>> Begin THE INPUT

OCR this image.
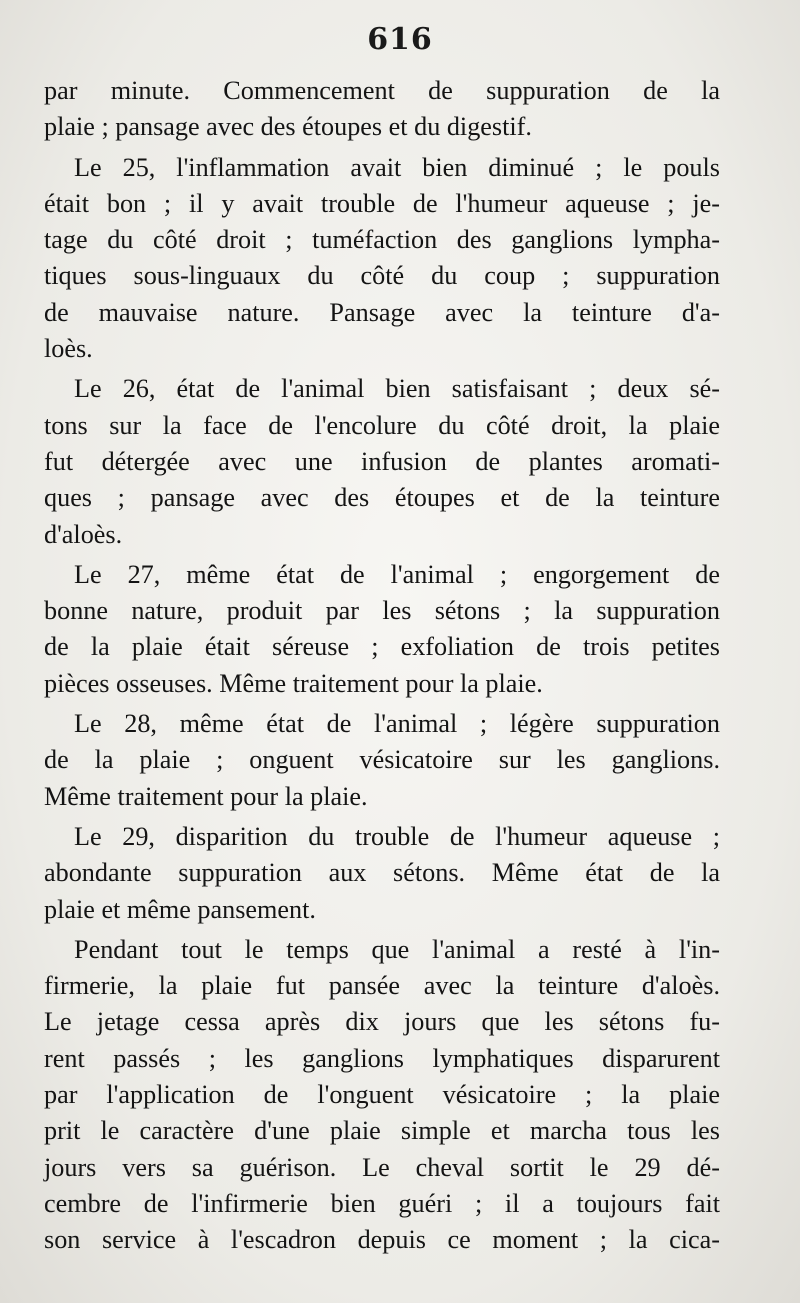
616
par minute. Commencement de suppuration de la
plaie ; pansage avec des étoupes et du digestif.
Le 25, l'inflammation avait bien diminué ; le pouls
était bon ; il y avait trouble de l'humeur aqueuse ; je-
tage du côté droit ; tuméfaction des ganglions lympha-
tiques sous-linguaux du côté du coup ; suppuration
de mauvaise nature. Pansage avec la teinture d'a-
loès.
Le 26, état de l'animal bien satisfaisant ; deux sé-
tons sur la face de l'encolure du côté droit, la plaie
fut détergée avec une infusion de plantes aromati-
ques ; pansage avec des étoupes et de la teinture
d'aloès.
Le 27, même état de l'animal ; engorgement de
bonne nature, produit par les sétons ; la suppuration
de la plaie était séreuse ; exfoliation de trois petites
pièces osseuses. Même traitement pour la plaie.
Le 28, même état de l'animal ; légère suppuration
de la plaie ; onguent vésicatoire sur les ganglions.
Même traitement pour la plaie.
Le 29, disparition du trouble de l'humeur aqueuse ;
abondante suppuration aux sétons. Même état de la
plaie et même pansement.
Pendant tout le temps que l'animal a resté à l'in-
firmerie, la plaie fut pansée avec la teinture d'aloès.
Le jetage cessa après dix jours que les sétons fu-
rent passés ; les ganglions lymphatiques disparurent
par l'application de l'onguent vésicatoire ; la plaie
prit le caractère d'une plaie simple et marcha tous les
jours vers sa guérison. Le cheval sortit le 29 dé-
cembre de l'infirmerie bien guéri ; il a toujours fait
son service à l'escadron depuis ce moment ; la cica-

>> End THE INPUT

EXERCISE DETAILS:
Collect each line above holding the string "avait".

THE RESULT:
Le 25, l'inflammation avait bien diminué ; le pouls
était bon ; il y avait trouble de l'humeur aqueuse ; je-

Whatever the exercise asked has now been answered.